Instructions for the task >> The entries below are to be written out again without alteration.

Task input >>
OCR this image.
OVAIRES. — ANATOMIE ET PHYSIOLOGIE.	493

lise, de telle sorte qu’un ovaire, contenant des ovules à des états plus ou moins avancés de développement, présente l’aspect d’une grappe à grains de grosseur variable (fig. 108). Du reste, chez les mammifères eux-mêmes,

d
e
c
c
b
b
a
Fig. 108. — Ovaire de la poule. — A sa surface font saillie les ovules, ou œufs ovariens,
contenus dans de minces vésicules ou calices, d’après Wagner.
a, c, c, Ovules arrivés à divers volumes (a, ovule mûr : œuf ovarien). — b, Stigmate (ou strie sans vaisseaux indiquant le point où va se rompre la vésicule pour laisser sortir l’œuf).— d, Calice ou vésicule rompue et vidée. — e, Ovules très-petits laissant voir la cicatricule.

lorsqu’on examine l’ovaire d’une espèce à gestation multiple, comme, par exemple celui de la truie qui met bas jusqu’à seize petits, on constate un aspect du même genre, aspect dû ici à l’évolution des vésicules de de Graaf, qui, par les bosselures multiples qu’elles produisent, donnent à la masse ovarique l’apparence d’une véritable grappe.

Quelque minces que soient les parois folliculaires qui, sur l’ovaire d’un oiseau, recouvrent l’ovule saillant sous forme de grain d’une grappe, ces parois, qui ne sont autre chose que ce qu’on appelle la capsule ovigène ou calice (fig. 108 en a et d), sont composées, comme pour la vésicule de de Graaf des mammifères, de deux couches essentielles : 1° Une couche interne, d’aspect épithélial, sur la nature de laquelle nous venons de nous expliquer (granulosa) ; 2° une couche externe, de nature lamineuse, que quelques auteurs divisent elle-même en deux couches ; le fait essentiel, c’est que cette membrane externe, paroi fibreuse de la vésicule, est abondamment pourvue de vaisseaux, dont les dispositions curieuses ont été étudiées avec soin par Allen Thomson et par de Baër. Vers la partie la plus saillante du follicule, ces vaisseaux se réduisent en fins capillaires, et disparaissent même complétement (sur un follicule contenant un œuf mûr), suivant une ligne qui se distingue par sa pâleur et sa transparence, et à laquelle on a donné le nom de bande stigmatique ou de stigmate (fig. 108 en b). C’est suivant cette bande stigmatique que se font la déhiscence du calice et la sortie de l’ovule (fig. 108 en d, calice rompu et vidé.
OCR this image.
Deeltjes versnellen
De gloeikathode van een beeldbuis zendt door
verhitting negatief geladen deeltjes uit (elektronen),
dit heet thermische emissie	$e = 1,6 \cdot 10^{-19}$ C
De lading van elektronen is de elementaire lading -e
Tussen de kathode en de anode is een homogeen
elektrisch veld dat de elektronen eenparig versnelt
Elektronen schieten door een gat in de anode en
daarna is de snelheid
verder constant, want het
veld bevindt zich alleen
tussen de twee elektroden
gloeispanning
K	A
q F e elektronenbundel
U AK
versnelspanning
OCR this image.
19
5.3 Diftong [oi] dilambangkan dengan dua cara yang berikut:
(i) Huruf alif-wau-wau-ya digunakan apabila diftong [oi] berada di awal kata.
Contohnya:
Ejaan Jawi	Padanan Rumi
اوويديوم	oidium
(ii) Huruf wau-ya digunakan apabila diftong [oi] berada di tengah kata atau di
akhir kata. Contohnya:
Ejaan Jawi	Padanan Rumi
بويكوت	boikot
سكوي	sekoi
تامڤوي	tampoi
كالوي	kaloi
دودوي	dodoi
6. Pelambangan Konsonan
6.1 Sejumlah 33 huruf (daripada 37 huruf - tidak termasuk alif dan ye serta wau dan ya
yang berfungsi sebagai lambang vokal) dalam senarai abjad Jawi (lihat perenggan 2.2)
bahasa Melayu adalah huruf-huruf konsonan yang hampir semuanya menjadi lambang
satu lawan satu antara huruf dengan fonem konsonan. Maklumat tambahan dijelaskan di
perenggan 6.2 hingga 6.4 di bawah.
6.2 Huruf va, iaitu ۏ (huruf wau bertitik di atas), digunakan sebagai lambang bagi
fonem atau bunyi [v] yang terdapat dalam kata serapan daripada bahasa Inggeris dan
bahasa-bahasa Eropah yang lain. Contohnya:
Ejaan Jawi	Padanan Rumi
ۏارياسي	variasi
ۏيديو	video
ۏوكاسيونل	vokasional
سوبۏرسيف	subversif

Output for this exercise >>
OCR this image.
OVAIRES. — ANATOMIE ET PHYSIOLOGIE.	493

lise, de telle sorte qu’un ovaire, contenant des ovules à des états plus ou moins avancés de développement, présente l’aspect d’une grappe à grains de grosseur variable (fig. 108). Du reste, chez les mammifères eux-mêmes,

d
e
c
c
b
b
a
Fig. 108. — Ovaire de la poule. — A sa surface font saillie les ovules, ou œufs ovariens,
contenus dans de minces vésicules ou calices, d’après Wagner.
a, c, c, Ovules arrivés à divers volumes (a, ovule mûr : œuf ovarien). — b, Stigmate (ou strie sans vaisseaux indiquant le point où va se rompre la vésicule pour laisser sortir l’œuf).— d, Calice ou vésicule rompue et vidée. — e, Ovules très-petits laissant voir la cicatricule.

lorsqu’on examine l’ovaire d’une espèce à gestation multiple, comme, par exemple celui de la truie qui met bas jusqu’à seize petits, on constate un aspect du même genre, aspect dû ici à l’évolution des vésicules de de Graaf, qui, par les bosselures multiples qu’elles produisent, donnent à la masse ovarique l’apparence d’une véritable grappe.

Quelque minces que soient les parois folliculaires qui, sur l’ovaire d’un oiseau, recouvrent l’ovule saillant sous forme de grain d’une grappe, ces parois, qui ne sont autre chose que ce qu’on appelle la capsule ovigène ou calice (fig. 108 en a et d), sont composées, comme pour la vésicule de de Graaf des mammifères, de deux couches essentielles : 1° Une couche interne, d’aspect épithélial, sur la nature de laquelle nous venons de nous expliquer (granulosa) ; 2° une couche externe, de nature lamineuse, que quelques auteurs divisent elle-même en deux couches ; le fait essentiel, c’est que cette membrane externe, paroi fibreuse de la vésicule, est abondamment pourvue de vaisseaux, dont les dispositions curieuses ont été étudiées avec soin par Allen Thomson et par de Baër. Vers la partie la plus saillante du follicule, ces vaisseaux se réduisent en fins capillaires, et disparaissent même complétement (sur un follicule contenant un œuf mûr), suivant une ligne qui se distingue par sa pâleur et sa transparence, et à laquelle on a donné le nom de bande stigmatique ou de stigmate (fig. 108 en b). C’est suivant cette bande stigmatique que se font la déhiscence du calice et la sortie de l’ovule (fig. 108 en d, calice rompu et vidé.
OCR this image.
Deeltjes versnellen
De gloeikathode van een beeldbuis zendt door
verhitting negatief geladen deeltjes uit (elektronen),
dit heet thermische emissie	$e = 1,6 \cdot 10^{-19}$ C
De lading van elektronen is de elementaire lading -e
Tussen de kathode en de anode is een homogeen
elektrisch veld dat de elektronen eenparig versnelt
Elektronen schieten door een gat in de anode en
daarna is de snelheid
verder constant, want het
veld bevindt zich alleen
tussen de twee elektroden
gloeispanning
K	A
q F e elektronenbundel
U AK
versnelspanning
OCR this image.
19
5.3 Diftong [oi] dilambangkan dengan dua cara yang berikut:
(i) Huruf alif-wau-wau-ya digunakan apabila diftong [oi] berada di awal kata.
Contohnya:
Ejaan Jawi	Padanan Rumi
اوويديوم	oidium
(ii) Huruf wau-ya digunakan apabila diftong [oi] berada di tengah kata atau di
akhir kata. Contohnya:
Ejaan Jawi	Padanan Rumi
بويكوت	boikot
سكوي	sekoi
تامڤوي	tampoi
كالوي	kaloi
دودوي	dodoi
6. Pelambangan Konsonan
6.1 Sejumlah 33 huruf (daripada 37 huruf - tidak termasuk alif dan ye serta wau dan ya
yang berfungsi sebagai lambang vokal) dalam senarai abjad Jawi (lihat perenggan 2.2)
bahasa Melayu adalah huruf-huruf konsonan yang hampir semuanya menjadi lambang
satu lawan satu antara huruf dengan fonem konsonan. Maklumat tambahan dijelaskan di
perenggan 6.2 hingga 6.4 di bawah.
6.2 Huruf va, iaitu ۏ (huruf wau bertitik di atas), digunakan sebagai lambang bagi
fonem atau bunyi [v] yang terdapat dalam kata serapan daripada bahasa Inggeris dan
bahasa-bahasa Eropah yang lain. Contohnya:
Ejaan Jawi	Padanan Rumi
ۏارياسي	variasi
ۏيديو	video
ۏوكاسيونل	vokasional
سوبۏرسيف	subversif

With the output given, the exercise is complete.